--- TASK DESCRIPTION ---
Make an exact copy of all the records.

--- INPUT FOR THIS TASK ---
==========

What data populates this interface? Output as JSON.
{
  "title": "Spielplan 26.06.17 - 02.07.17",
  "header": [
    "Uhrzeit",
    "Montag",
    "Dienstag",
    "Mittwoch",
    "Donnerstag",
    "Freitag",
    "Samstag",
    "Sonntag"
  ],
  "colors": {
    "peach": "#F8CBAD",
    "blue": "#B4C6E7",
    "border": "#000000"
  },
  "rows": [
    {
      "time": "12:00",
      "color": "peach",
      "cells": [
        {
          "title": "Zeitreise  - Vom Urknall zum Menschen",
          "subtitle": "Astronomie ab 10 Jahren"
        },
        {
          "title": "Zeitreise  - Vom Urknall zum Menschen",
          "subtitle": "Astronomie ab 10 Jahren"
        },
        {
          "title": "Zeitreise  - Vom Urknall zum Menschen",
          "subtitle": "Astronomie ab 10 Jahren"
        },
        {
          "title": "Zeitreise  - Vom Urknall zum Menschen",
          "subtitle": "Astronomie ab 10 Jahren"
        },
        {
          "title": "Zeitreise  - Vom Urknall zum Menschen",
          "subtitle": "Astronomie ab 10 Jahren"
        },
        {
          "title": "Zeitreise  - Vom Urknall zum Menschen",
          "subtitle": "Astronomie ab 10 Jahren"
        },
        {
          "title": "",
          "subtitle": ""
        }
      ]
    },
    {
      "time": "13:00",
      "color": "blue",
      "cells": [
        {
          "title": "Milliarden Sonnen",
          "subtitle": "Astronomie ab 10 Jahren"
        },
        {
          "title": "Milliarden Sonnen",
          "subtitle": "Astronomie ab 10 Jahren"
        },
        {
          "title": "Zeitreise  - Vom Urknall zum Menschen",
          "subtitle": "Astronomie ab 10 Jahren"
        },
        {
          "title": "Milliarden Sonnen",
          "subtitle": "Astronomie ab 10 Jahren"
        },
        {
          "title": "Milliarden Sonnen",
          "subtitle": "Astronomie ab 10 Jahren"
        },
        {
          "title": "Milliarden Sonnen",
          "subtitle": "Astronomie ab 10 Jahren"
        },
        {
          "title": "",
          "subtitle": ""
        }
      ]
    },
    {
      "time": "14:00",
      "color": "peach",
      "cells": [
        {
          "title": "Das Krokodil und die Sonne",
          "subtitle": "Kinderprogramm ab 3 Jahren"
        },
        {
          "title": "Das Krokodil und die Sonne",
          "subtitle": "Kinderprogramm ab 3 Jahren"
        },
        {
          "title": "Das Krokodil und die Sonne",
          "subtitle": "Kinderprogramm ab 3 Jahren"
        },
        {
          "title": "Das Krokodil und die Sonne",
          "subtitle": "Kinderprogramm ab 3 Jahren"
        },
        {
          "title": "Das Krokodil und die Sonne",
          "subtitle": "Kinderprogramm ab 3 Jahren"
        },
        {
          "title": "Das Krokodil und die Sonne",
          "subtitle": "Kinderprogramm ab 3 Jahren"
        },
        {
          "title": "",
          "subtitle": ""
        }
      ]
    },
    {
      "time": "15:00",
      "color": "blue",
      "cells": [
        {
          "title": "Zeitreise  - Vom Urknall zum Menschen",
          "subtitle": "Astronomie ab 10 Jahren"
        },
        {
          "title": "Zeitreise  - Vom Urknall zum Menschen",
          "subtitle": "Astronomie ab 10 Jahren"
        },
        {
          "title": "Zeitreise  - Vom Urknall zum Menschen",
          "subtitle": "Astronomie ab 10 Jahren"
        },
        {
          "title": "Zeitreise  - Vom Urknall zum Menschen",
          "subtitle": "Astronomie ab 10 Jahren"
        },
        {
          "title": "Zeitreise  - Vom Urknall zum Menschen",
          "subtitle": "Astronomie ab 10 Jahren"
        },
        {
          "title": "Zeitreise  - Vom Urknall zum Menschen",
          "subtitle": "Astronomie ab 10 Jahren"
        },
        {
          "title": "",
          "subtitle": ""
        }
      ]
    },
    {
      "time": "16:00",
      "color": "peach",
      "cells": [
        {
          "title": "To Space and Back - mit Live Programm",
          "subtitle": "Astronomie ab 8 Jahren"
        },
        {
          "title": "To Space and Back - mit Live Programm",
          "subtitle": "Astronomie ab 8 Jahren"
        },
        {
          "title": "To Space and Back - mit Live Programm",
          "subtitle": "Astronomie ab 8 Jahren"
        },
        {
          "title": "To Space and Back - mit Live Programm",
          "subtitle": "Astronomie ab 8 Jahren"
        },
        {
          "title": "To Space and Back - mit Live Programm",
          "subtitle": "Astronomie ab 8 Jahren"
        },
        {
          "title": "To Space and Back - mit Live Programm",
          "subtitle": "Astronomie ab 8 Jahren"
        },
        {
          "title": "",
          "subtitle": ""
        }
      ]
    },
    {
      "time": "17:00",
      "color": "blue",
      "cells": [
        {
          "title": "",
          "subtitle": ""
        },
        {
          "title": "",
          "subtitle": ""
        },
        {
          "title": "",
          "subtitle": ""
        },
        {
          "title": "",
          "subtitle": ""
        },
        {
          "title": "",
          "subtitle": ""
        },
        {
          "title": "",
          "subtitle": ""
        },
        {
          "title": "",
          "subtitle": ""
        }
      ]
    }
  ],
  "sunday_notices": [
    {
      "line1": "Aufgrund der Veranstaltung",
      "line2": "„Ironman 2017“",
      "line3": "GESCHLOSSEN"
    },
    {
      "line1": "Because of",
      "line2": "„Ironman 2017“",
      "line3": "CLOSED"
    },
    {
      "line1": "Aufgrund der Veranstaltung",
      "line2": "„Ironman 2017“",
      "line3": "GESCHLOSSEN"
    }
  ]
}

==========

--- ANSWER TO THE PROBLEM ---
What data populates this interface? Output as JSON.
{
  "title": "Spielplan 26.06.17 - 02.07.17",
  "header": [
    "Uhrzeit",
    "Montag",
    "Dienstag",
    "Mittwoch",
    "Donnerstag",
    "Freitag",
    "Samstag",
    "Sonntag"
  ],
  "colors": {
    "peach": "#F8CBAD",
    "blue": "#B4C6E7",
    "border": "#000000"
  },
  "rows": [
    {
      "time": "12:00",
      "color": "peach",
      "cells": [
        {
          "title": "Zeitreise  - Vom Urknall zum Menschen",
          "subtitle": "Astronomie ab 10 Jahren"
        },
        {
          "title": "Zeitreise  - Vom Urknall zum Menschen",
          "subtitle": "Astronomie ab 10 Jahren"
        },
        {
          "title": "Zeitreise  - Vom Urknall zum Menschen",
          "subtitle": "Astronomie ab 10 Jahren"
        },
        {
          "title": "Zeitreise  - Vom Urknall zum Menschen",
          "subtitle": "Astronomie ab 10 Jahren"
        },
        {
          "title": "Zeitreise  - Vom Urknall zum Menschen",
          "subtitle": "Astronomie ab 10 Jahren"
        },
        {
          "title": "Zeitreise  - Vom Urknall zum Menschen",
          "subtitle": "Astronomie ab 10 Jahren"
        },
        {
          "title": "",
          "subtitle": ""
        }
      ]
    },
    {
      "time": "13:00",
      "color": "blue",
      "cells": [
        {
          "title": "Milliarden Sonnen",
          "subtitle": "Astronomie ab 10 Jahren"
        },
        {
          "title": "Milliarden Sonnen",
          "subtitle": "Astronomie ab 10 Jahren"
        },
        {
          "title": "Zeitreise  - Vom Urknall zum Menschen",
          "subtitle": "Astronomie ab 10 Jahren"
        },
        {
          "title": "Milliarden Sonnen",
          "subtitle": "Astronomie ab 10 Jahren"
        },
        {
          "title": "Milliarden Sonnen",
          "subtitle": "Astronomie ab 10 Jahren"
        },
        {
          "title": "Milliarden Sonnen",
          "subtitle": "Astronomie ab 10 Jahren"
        },
        {
          "title": "",
          "subtitle": ""
        }
      ]
    },
    {
      "time": "14:00",
      "color": "peach",
      "cells": [
        {
          "title": "Das Krokodil und die Sonne",
          "subtitle": "Kinderprogramm ab 3 Jahren"
        },
        {
          "title": "Das Krokodil und die Sonne",
          "subtitle": "Kinderprogramm ab 3 Jahren"
        },
        {
          "title": "Das Krokodil und die Sonne",
          "subtitle": "Kinderprogramm ab 3 Jahren"
        },
        {
          "title": "Das Krokodil und die Sonne",
          "subtitle": "Kinderprogramm ab 3 Jahren"
        },
        {
          "title": "Das Krokodil und die Sonne",
          "subtitle": "Kinderprogramm ab 3 Jahren"
        },
        {
          "title": "Das Krokodil und die Sonne",
          "subtitle": "Kinderprogramm ab 3 Jahren"
        },
        {
          "title": "",
          "subtitle": ""
        }
      ]
    },
    {
      "time": "15:00",
      "color": "blue",
      "cells": [
        {
          "title": "Zeitreise  - Vom Urknall zum Menschen",
          "subtitle": "Astronomie ab 10 Jahren"
        },
        {
          "title": "Zeitreise  - Vom Urknall zum Menschen",
          "subtitle": "Astronomie ab 10 Jahren"
        },
        {
          "title": "Zeitreise  - Vom Urknall zum Menschen",
          "subtitle": "Astronomie ab 10 Jahren"
        },
        {
          "title": "Zeitreise  - Vom Urknall zum Menschen",
          "subtitle": "Astronomie ab 10 Jahren"
        },
        {
          "title": "Zeitreise  - Vom Urknall zum Menschen",
          "subtitle": "Astronomie ab 10 Jahren"
        },
        {
          "title": "Zeitreise  - Vom Urknall zum Menschen",
          "subtitle": "Astronomie ab 10 Jahren"
        },
        {
          "title": "",
          "subtitle": ""
        }
      ]
    },
    {
      "time": "16:00",
      "color": "peach",
      "cells": [
        {
          "title": "To Space and Back - mit Live Programm",
          "subtitle": "Astronomie ab 8 Jahren"
        },
        {
          "title": "To Space and Back - mit Live Programm",
          "subtitle": "Astronomie ab 8 Jahren"
        },
        {
          "title": "To Space and Back - mit Live Programm",
          "subtitle": "Astronomie ab 8 Jahren"
        },
        {
          "title": "To Space and Back - mit Live Programm",
          "subtitle": "Astronomie ab 8 Jahren"
        },
        {
          "title": "To Space and Back - mit Live Programm",
          "subtitle": "Astronomie ab 8 Jahren"
        },
        {
          "title": "To Space and Back - mit Live Programm",
          "subtitle": "Astronomie ab 8 Jahren"
        },
        {
          "title": "",
          "subtitle": ""
        }
      ]
    },
    {
      "time": "17:00",
      "color": "blue",
      "cells": [
        {
          "title": "",
          "subtitle": ""
        },
        {
          "title": "",
          "subtitle": ""
        },
        {
          "title": "",
          "subtitle": ""
        },
        {
          "title": "",
          "subtitle": ""
        },
        {
          "title": "",
          "subtitle": ""
        },
        {
          "title": "",
          "subtitle": ""
        },
        {
          "title": "",
          "subtitle": ""
        }
      ]
    }
  ],
  "sunday_notices": [
    {
      "line1": "Aufgrund der Veranstaltung",
      "line2": "„Ironman 2017“",
      "line3": "GESCHLOSSEN"
    },
    {
      "line1": "Because of",
      "line2": "„Ironman 2017“",
      "line3": "CLOSED"
    },
    {
      "line1": "Aufgrund der Veranstaltung",
      "line2": "„Ironman 2017“",
      "line3": "GESCHLOSSEN"
    }
  ]
}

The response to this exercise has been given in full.